* START Provided data *
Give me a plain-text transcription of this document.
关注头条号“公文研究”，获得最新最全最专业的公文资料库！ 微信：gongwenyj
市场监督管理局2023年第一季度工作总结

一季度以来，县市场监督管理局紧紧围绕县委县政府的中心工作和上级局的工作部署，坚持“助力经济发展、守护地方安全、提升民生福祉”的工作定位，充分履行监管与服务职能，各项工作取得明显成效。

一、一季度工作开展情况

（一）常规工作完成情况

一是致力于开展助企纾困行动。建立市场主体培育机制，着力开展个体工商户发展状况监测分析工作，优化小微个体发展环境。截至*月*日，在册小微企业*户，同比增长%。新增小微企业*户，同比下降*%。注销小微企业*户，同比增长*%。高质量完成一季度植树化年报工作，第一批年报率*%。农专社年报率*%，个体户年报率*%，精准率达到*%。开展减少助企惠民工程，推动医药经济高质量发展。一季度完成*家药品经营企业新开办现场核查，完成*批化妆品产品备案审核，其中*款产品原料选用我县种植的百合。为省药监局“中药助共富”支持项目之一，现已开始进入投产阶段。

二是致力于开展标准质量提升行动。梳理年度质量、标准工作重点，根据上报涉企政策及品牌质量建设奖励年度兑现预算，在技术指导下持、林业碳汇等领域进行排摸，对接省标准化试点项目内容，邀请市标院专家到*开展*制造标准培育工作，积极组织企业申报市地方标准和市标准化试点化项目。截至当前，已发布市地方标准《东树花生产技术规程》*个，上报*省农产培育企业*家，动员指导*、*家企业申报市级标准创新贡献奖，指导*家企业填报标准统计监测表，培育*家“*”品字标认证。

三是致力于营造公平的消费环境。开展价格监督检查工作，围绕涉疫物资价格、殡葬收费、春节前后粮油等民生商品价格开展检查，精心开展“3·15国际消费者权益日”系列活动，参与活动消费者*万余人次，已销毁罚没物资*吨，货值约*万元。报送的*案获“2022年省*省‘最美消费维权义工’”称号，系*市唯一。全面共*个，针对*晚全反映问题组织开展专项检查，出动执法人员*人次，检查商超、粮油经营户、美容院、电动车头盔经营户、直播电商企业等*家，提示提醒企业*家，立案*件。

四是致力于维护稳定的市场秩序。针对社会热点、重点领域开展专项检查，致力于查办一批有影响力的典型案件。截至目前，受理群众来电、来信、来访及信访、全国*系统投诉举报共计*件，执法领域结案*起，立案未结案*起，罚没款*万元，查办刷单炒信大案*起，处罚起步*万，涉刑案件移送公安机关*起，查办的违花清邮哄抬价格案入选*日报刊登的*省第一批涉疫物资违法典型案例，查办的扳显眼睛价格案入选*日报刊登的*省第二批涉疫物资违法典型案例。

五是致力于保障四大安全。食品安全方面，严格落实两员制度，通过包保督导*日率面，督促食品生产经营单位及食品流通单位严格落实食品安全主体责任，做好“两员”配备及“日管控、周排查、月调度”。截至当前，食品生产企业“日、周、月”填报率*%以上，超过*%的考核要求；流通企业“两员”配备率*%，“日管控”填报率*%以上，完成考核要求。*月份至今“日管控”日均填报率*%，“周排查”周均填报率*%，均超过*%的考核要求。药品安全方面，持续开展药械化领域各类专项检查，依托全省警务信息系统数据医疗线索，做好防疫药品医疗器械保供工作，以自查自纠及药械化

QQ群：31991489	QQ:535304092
* END Provided data *
* START Provided data *
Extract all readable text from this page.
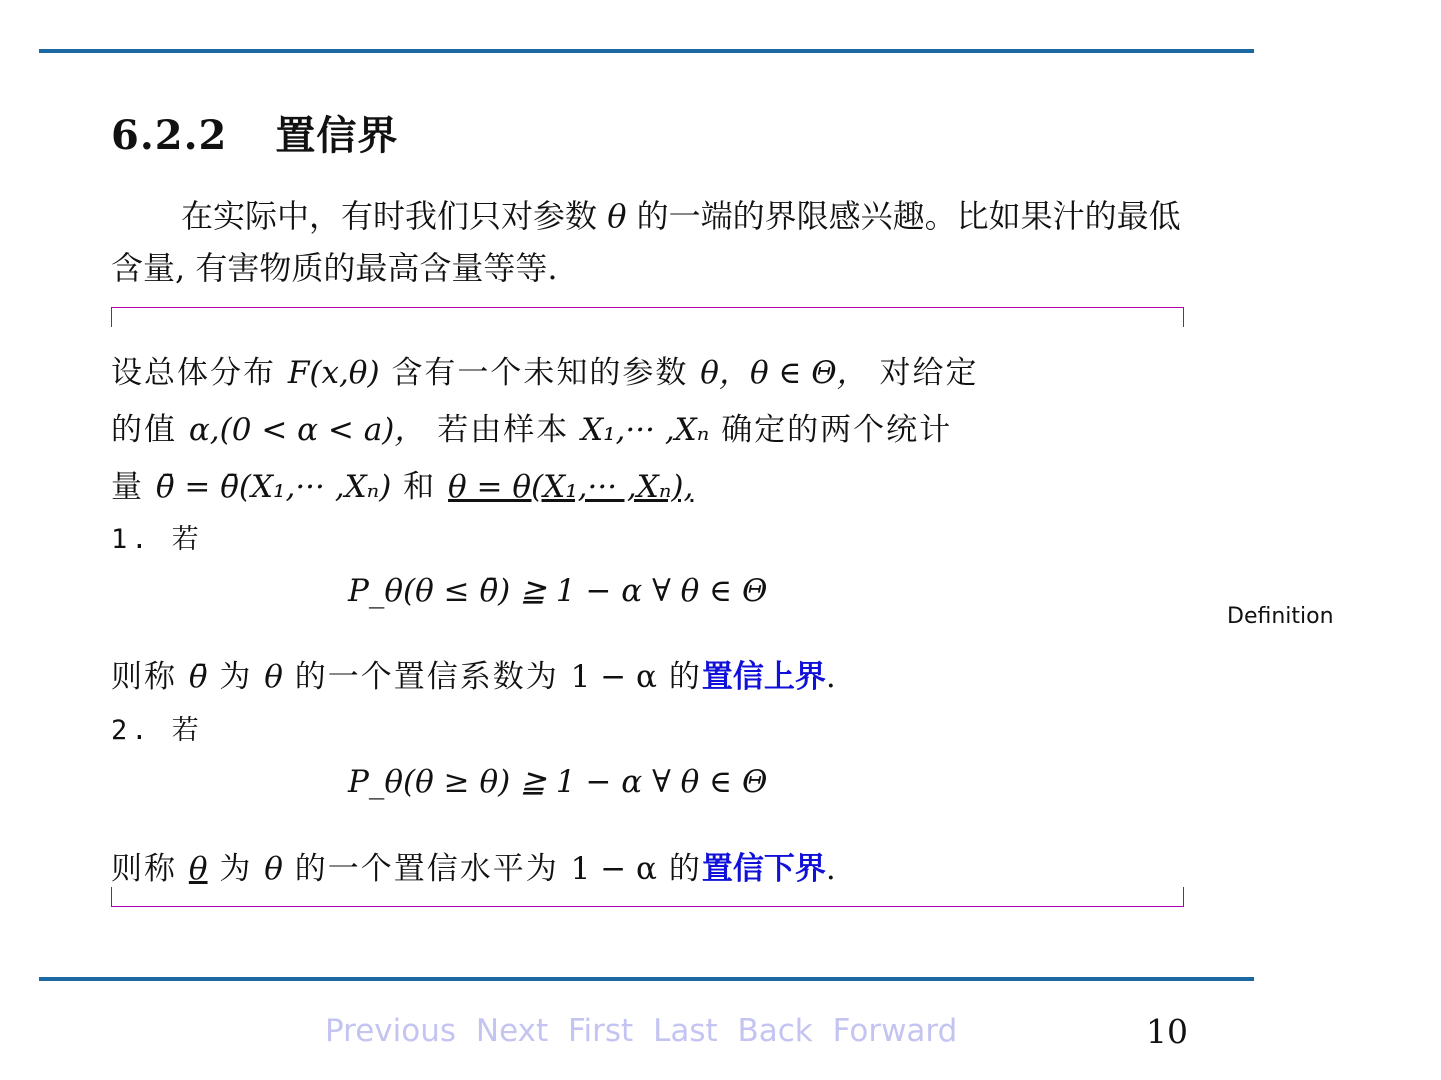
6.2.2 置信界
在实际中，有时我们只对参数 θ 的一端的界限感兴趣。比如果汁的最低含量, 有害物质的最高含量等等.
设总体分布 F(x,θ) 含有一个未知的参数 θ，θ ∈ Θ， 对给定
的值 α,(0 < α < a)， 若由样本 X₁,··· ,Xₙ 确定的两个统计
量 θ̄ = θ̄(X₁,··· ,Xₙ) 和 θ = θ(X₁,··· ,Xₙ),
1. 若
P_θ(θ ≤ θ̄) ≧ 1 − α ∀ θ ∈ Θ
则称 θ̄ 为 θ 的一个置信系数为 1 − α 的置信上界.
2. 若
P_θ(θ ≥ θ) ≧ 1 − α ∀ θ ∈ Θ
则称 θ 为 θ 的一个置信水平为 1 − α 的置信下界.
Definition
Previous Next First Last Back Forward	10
* END Provided data *
* START Provided data *
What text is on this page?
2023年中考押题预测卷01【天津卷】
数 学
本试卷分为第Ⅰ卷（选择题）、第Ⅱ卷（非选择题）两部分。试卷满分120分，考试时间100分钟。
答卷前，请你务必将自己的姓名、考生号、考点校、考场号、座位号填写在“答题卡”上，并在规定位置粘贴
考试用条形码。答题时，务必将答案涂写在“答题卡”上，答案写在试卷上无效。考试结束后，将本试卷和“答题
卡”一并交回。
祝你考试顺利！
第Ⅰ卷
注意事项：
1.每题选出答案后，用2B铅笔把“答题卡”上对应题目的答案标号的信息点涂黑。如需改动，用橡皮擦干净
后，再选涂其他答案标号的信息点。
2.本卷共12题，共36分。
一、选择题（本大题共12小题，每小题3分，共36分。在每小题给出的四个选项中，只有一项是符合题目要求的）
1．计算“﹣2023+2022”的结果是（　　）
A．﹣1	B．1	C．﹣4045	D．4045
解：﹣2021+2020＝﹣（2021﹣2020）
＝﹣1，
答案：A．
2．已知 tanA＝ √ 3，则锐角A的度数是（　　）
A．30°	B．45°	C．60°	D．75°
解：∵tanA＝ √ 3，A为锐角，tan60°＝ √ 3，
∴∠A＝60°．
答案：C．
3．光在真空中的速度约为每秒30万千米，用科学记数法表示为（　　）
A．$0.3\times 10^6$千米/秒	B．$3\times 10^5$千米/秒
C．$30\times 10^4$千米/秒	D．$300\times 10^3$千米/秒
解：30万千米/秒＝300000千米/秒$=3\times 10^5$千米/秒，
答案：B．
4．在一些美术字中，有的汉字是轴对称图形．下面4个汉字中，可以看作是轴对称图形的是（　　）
* END Provided data *
**What you should do**. State how many lines of the listing hold the string "page"; reply with the number and nothing else.

**Solution to this exercise**. 2